■ GOAL
Retype the material word for word.

■ EXERCISE MATERIAL
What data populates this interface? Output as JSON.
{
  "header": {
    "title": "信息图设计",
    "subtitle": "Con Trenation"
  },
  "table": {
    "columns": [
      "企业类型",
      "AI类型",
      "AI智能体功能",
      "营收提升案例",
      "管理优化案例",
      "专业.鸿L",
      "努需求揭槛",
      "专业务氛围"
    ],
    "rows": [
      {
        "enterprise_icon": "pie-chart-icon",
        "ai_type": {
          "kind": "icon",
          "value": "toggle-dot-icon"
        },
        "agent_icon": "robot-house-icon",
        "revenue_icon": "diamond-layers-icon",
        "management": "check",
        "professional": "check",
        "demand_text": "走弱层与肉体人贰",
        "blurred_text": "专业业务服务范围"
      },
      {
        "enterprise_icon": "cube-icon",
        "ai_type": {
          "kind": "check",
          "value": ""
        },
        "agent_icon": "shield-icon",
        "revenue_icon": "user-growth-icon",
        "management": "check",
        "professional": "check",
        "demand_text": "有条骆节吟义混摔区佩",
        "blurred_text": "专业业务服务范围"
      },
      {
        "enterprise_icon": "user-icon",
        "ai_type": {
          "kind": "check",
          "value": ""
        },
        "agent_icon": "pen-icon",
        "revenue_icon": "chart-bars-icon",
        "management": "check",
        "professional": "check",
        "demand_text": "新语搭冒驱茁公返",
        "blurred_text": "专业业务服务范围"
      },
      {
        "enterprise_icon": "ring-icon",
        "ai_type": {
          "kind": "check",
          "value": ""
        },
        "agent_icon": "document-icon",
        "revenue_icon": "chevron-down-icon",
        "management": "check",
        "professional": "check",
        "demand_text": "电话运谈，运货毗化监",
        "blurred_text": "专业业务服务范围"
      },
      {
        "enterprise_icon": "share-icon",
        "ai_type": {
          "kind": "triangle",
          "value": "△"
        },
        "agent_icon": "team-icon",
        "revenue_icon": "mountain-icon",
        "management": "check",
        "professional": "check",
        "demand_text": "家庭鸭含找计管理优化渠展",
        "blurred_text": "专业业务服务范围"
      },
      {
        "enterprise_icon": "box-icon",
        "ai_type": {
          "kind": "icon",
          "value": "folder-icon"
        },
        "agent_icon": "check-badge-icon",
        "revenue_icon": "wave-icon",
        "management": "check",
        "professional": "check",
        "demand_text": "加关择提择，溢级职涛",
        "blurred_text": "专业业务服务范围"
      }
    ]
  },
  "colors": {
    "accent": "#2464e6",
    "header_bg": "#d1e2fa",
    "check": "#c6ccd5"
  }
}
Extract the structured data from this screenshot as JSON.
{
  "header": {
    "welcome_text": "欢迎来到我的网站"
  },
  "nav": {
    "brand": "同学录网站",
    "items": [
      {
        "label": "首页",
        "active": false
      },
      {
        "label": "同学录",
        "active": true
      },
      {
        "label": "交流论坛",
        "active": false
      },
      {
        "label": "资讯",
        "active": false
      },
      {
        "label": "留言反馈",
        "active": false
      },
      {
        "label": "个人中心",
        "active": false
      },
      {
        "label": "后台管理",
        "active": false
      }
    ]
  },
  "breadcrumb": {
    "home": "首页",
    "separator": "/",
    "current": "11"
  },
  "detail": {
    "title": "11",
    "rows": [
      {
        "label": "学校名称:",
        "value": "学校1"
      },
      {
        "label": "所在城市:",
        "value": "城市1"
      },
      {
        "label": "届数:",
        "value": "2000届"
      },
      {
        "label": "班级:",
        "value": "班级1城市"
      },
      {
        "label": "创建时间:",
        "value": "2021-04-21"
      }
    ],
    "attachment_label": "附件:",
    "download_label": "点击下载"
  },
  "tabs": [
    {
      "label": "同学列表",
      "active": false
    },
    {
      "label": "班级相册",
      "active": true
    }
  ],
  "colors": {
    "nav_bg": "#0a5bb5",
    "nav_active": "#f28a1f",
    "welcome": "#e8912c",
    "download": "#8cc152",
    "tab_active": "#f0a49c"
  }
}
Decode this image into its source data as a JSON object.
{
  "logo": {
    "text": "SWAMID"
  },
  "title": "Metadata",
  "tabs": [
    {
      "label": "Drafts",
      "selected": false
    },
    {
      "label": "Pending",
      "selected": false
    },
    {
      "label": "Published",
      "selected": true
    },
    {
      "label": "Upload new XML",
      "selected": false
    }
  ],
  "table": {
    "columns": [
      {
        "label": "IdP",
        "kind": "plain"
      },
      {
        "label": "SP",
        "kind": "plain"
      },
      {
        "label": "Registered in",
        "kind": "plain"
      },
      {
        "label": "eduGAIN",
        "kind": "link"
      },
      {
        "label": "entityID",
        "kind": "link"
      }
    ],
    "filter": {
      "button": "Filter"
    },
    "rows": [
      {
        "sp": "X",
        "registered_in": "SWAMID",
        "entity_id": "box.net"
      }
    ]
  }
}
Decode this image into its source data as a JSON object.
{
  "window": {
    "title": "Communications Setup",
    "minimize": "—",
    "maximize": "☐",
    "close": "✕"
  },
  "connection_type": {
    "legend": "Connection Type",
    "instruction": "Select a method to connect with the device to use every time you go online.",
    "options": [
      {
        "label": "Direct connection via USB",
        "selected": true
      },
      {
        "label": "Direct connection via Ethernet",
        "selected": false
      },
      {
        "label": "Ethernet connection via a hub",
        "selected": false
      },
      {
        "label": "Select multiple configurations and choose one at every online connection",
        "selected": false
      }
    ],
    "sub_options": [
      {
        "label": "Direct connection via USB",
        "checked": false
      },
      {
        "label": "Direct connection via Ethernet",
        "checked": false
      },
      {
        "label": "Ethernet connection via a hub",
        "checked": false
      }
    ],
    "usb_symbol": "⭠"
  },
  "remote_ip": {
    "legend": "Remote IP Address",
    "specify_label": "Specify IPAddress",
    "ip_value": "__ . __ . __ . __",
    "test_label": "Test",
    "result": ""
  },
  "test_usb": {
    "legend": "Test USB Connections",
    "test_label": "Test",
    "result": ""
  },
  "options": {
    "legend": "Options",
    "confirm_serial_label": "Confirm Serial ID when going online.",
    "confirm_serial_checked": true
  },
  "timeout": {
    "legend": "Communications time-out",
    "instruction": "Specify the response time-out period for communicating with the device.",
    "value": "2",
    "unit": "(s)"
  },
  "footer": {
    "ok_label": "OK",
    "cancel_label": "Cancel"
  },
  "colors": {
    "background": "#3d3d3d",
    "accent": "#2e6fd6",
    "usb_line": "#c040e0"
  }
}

■ REPLY TO THE EXERCISE
What data populates this interface? Output as JSON.
{
  "header": {
    "title": "信息图设计",
    "subtitle": "Con Trenation"
  },
  "table": {
    "columns": [
      "企业类型",
      "AI类型",
      "AI智能体功能",
      "营收提升案例",
      "管理优化案例",
      "专业.鸿L",
      "努需求揭槛",
      "专业务氛围"
    ],
    "rows": [
      {
        "enterprise_icon": "pie-chart-icon",
        "ai_type": {
          "kind": "icon",
          "value": "toggle-dot-icon"
        },
        "agent_icon": "robot-house-icon",
        "revenue_icon": "diamond-layers-icon",
        "management": "check",
        "professional": "check",
        "demand_text": "走弱层与肉体人贰",
        "blurred_text": "专业业务服务范围"
      },
      {
        "enterprise_icon": "cube-icon",
        "ai_type": {
          "kind": "check",
          "value": ""
        },
        "agent_icon": "shield-icon",
        "revenue_icon": "user-growth-icon",
        "management": "check",
        "professional": "check",
        "demand_text": "有条骆节吟义混摔区佩",
        "blurred_text": "专业业务服务范围"
      },
      {
        "enterprise_icon": "user-icon",
        "ai_type": {
          "kind": "check",
          "value": ""
        },
        "agent_icon": "pen-icon",
        "revenue_icon": "chart-bars-icon",
        "management": "check",
        "professional": "check",
        "demand_text": "新语搭冒驱茁公返",
        "blurred_text": "专业业务服务范围"
      },
      {
        "enterprise_icon": "ring-icon",
        "ai_type": {
          "kind": "check",
          "value": ""
        },
        "agent_icon": "document-icon",
        "revenue_icon": "chevron-down-icon",
        "management": "check",
        "professional": "check",
        "demand_text": "电话运谈，运货毗化监",
        "blurred_text": "专业业务服务范围"
      },
      {
        "enterprise_icon": "share-icon",
        "ai_type": {
          "kind": "triangle",
          "value": "△"
        },
        "agent_icon": "team-icon",
        "revenue_icon": "mountain-icon",
        "management": "check",
        "professional": "check",
        "demand_text": "家庭鸭含找计管理优化渠展",
        "blurred_text": "专业业务服务范围"
      },
      {
        "enterprise_icon": "box-icon",
        "ai_type": {
          "kind": "icon",
          "value": "folder-icon"
        },
        "agent_icon": "check-badge-icon",
        "revenue_icon": "wave-icon",
        "management": "check",
        "professional": "check",
        "demand_text": "加关择提择，溢级职涛",
        "blurred_text": "专业业务服务范围"
      }
    ]
  },
  "colors": {
    "accent": "#2464e6",
    "header_bg": "#d1e2fa",
    "check": "#c6ccd5"
  }
}
Extract the structured data from this screenshot as JSON.
{
  "header": {
    "welcome_text": "欢迎来到我的网站"
  },
  "nav": {
    "brand": "同学录网站",
    "items": [
      {
        "label": "首页",
        "active": false
      },
      {
        "label": "同学录",
        "active": true
      },
      {
        "label": "交流论坛",
        "active": false
      },
      {
        "label": "资讯",
        "active": false
      },
      {
        "label": "留言反馈",
        "active": false
      },
      {
        "label": "个人中心",
        "active": false
      },
      {
        "label": "后台管理",
        "active": false
      }
    ]
  },
  "breadcrumb": {
    "home": "首页",
    "separator": "/",
    "current": "11"
  },
  "detail": {
    "title": "11",
    "rows": [
      {
        "label": "学校名称:",
        "value": "学校1"
      },
      {
        "label": "所在城市:",
        "value": "城市1"
      },
      {
        "label": "届数:",
        "value": "2000届"
      },
      {
        "label": "班级:",
        "value": "班级1城市"
      },
      {
        "label": "创建时间:",
        "value": "2021-04-21"
      }
    ],
    "attachment_label": "附件:",
    "download_label": "点击下载"
  },
  "tabs": [
    {
      "label": "同学列表",
      "active": false
    },
    {
      "label": "班级相册",
      "active": true
    }
  ],
  "colors": {
    "nav_bg": "#0a5bb5",
    "nav_active": "#f28a1f",
    "welcome": "#e8912c",
    "download": "#8cc152",
    "tab_active": "#f0a49c"
  }
}
Decode this image into its source data as a JSON object.
{
  "logo": {
    "text": "SWAMID"
  },
  "title": "Metadata",
  "tabs": [
    {
      "label": "Drafts",
      "selected": false
    },
    {
      "label": "Pending",
      "selected": false
    },
    {
      "label": "Published",
      "selected": true
    },
    {
      "label": "Upload new XML",
      "selected": false
    }
  ],
  "table": {
    "columns": [
      {
        "label": "IdP",
        "kind": "plain"
      },
      {
        "label": "SP",
        "kind": "plain"
      },
      {
        "label": "Registered in",
        "kind": "plain"
      },
      {
        "label": "eduGAIN",
        "kind": "link"
      },
      {
        "label": "entityID",
        "kind": "link"
      }
    ],
    "filter": {
      "button": "Filter"
    },
    "rows": [
      {
        "sp": "X",
        "registered_in": "SWAMID",
        "entity_id": "box.net"
      }
    ]
  }
}
Decode this image into its source data as a JSON object.
{
  "window": {
    "title": "Communications Setup",
    "minimize": "—",
    "maximize": "☐",
    "close": "✕"
  },
  "connection_type": {
    "legend": "Connection Type",
    "instruction": "Select a method to connect with the device to use every time you go online.",
    "options": [
      {
        "label": "Direct connection via USB",
        "selected": true
      },
      {
        "label": "Direct connection via Ethernet",
        "selected": false
      },
      {
        "label": "Ethernet connection via a hub",
        "selected": false
      },
      {
        "label": "Select multiple configurations and choose one at every online connection",
        "selected": false
      }
    ],
    "sub_options": [
      {
        "label": "Direct connection via USB",
        "checked": false
      },
      {
        "label": "Direct connection via Ethernet",
        "checked": false
      },
      {
        "label": "Ethernet connection via a hub",
        "checked": false
      }
    ],
    "usb_symbol": "⭠"
  },
  "remote_ip": {
    "legend": "Remote IP Address",
    "specify_label": "Specify IPAddress",
    "ip_value": "__ . __ . __ . __",
    "test_label": "Test",
    "result": ""
  },
  "test_usb": {
    "legend": "Test USB Connections",
    "test_label": "Test",
    "result": ""
  },
  "options": {
    "legend": "Options",
    "confirm_serial_label": "Confirm Serial ID when going online.",
    "confirm_serial_checked": true
  },
  "timeout": {
    "legend": "Communications time-out",
    "instruction": "Specify the response time-out period for communicating with the device.",
    "value": "2",
    "unit": "(s)"
  },
  "footer": {
    "ok_label": "OK",
    "cancel_label": "Cancel"
  },
  "colors": {
    "background": "#3d3d3d",
    "accent": "#2e6fd6",
    "usb_line": "#c040e0"
  }
}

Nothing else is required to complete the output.